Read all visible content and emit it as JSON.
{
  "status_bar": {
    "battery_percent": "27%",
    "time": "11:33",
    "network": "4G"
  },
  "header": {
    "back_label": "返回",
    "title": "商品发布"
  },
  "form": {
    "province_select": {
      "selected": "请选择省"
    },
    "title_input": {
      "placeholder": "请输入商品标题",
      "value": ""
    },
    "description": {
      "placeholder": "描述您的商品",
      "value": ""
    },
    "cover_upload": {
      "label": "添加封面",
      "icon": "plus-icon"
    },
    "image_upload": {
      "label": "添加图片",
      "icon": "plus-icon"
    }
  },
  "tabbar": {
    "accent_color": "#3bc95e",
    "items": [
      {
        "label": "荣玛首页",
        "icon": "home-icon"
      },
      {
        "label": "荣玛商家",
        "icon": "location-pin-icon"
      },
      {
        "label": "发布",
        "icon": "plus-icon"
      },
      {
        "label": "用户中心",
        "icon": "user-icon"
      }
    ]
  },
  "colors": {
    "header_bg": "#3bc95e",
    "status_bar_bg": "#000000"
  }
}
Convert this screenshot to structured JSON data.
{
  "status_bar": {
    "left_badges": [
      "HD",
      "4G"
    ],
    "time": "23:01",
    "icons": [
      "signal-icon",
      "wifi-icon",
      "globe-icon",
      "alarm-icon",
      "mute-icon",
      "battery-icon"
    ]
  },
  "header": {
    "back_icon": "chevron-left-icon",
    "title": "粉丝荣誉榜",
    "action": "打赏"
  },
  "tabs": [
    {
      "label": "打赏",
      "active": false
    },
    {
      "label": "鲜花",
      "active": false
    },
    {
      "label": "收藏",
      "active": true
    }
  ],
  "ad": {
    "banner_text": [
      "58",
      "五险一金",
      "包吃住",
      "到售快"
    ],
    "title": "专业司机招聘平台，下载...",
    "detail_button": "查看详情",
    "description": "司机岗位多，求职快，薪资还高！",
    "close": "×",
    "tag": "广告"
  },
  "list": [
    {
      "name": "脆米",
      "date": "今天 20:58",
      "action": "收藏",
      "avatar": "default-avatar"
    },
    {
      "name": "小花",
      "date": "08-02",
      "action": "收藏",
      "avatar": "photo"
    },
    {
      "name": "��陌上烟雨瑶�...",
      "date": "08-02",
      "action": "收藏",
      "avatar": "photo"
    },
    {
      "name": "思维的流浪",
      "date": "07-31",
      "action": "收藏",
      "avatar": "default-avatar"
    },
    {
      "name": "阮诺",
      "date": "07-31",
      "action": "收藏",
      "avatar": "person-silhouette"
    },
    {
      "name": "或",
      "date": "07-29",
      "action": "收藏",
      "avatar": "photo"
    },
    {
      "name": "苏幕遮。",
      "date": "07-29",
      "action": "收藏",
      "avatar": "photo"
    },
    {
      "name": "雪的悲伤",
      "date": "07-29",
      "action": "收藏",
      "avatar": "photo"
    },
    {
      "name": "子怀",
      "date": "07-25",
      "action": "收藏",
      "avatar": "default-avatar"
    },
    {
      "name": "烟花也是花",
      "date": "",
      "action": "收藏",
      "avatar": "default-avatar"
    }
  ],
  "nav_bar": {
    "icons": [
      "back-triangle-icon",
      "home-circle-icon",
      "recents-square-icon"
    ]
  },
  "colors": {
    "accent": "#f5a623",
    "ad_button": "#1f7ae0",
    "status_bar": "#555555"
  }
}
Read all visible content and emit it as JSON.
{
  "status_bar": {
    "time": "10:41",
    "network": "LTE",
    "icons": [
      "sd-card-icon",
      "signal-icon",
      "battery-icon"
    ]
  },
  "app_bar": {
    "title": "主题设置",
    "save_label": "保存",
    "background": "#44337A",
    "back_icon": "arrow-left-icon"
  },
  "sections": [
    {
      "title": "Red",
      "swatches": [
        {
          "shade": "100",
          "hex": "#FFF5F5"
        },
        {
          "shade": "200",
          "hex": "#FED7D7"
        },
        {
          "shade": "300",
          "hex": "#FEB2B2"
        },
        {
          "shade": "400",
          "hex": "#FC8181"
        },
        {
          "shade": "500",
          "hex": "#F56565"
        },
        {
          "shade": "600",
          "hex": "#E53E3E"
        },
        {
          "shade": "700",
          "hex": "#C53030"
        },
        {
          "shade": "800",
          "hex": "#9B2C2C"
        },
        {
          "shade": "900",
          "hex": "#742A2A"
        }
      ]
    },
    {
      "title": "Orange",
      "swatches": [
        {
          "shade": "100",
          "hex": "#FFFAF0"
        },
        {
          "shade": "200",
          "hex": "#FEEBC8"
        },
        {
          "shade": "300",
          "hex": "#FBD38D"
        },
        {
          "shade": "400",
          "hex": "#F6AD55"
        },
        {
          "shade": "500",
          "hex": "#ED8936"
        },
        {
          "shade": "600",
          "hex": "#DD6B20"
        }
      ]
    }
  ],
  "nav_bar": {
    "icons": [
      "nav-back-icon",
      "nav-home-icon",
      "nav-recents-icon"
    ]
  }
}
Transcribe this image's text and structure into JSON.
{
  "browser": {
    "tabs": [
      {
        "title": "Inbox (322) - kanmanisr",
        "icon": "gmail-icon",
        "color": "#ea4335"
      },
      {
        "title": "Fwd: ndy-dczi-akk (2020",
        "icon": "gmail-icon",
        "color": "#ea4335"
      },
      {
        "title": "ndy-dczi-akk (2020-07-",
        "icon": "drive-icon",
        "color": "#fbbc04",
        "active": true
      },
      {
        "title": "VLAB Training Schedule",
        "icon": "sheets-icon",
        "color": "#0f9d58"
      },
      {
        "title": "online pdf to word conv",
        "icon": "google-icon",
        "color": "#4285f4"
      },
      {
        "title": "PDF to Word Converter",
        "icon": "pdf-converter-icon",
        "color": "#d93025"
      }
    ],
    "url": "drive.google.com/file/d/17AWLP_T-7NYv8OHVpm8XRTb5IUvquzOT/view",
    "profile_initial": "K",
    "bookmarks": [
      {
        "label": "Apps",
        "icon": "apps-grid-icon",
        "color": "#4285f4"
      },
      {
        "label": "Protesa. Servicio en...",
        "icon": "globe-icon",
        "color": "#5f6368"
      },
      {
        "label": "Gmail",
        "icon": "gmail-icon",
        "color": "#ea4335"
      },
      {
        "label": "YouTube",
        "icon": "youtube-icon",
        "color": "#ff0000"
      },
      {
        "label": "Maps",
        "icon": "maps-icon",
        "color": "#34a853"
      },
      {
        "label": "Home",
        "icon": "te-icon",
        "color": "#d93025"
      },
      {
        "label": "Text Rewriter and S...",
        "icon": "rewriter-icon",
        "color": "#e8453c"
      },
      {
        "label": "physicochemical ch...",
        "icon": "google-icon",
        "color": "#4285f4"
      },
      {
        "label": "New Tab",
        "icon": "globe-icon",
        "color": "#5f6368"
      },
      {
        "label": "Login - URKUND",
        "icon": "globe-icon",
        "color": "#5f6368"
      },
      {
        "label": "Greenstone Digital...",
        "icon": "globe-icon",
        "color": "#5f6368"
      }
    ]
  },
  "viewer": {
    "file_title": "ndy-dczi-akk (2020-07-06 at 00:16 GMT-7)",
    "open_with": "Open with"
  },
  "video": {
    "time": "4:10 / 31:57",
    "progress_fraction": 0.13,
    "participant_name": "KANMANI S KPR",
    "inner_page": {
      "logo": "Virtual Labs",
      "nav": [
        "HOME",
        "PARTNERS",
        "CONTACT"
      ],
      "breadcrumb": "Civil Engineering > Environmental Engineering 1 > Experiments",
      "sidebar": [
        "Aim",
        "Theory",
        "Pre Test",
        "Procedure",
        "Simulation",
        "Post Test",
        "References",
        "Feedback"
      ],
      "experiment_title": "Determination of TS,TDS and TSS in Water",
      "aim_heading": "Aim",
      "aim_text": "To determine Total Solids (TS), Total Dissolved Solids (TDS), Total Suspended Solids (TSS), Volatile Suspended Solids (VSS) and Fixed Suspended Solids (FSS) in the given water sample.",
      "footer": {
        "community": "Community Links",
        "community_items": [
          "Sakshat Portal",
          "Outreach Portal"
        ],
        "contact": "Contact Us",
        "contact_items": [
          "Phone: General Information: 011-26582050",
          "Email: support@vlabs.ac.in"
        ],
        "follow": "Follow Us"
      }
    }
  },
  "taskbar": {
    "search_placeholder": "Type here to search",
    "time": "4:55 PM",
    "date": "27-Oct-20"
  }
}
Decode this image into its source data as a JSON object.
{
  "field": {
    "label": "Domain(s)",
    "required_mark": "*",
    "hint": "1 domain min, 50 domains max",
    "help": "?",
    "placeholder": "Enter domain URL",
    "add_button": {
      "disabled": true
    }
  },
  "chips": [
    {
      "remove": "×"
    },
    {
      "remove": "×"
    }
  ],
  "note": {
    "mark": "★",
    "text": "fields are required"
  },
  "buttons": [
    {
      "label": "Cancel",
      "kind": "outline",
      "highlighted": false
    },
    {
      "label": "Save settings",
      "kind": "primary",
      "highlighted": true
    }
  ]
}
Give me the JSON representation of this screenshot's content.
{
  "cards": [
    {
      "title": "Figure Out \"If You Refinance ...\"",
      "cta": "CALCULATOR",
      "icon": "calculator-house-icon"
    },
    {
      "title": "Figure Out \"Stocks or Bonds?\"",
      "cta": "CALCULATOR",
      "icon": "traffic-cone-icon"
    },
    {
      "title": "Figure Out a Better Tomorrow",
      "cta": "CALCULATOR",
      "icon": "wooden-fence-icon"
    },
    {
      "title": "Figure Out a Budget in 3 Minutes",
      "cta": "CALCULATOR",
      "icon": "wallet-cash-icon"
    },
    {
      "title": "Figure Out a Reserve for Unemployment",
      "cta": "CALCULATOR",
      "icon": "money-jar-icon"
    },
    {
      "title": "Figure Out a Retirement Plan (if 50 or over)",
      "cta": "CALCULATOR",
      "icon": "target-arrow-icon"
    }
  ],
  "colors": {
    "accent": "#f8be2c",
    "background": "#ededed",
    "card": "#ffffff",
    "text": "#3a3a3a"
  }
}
= = = =
Exercise details: Retype nothing except the lines from the line holding "Give me the" through the last line of the entries, both included.

Final answer:
Give me the JSON representation of this screenshot's content.
{
  "cards": [
    {
      "title": "Figure Out \"If You Refinance ...\"",
      "cta": "CALCULATOR",
      "icon": "calculator-house-icon"
    },
    {
      "title": "Figure Out \"Stocks or Bonds?\"",
      "cta": "CALCULATOR",
      "icon": "traffic-cone-icon"
    },
    {
      "title": "Figure Out a Better Tomorrow",
      "cta": "CALCULATOR",
      "icon": "wooden-fence-icon"
    },
    {
      "title": "Figure Out a Budget in 3 Minutes",
      "cta": "CALCULATOR",
      "icon": "wallet-cash-icon"
    },
    {
      "title": "Figure Out a Reserve for Unemployment",
      "cta": "CALCULATOR",
      "icon": "money-jar-icon"
    },
    {
      "title": "Figure Out a Retirement Plan (if 50 or over)",
      "cta": "CALCULATOR",
      "icon": "target-arrow-icon"
    }
  ],
  "colors": {
    "accent": "#f8be2c",
    "background": "#ededed",
    "card": "#ffffff",
    "text": "#3a3a3a"
  }
}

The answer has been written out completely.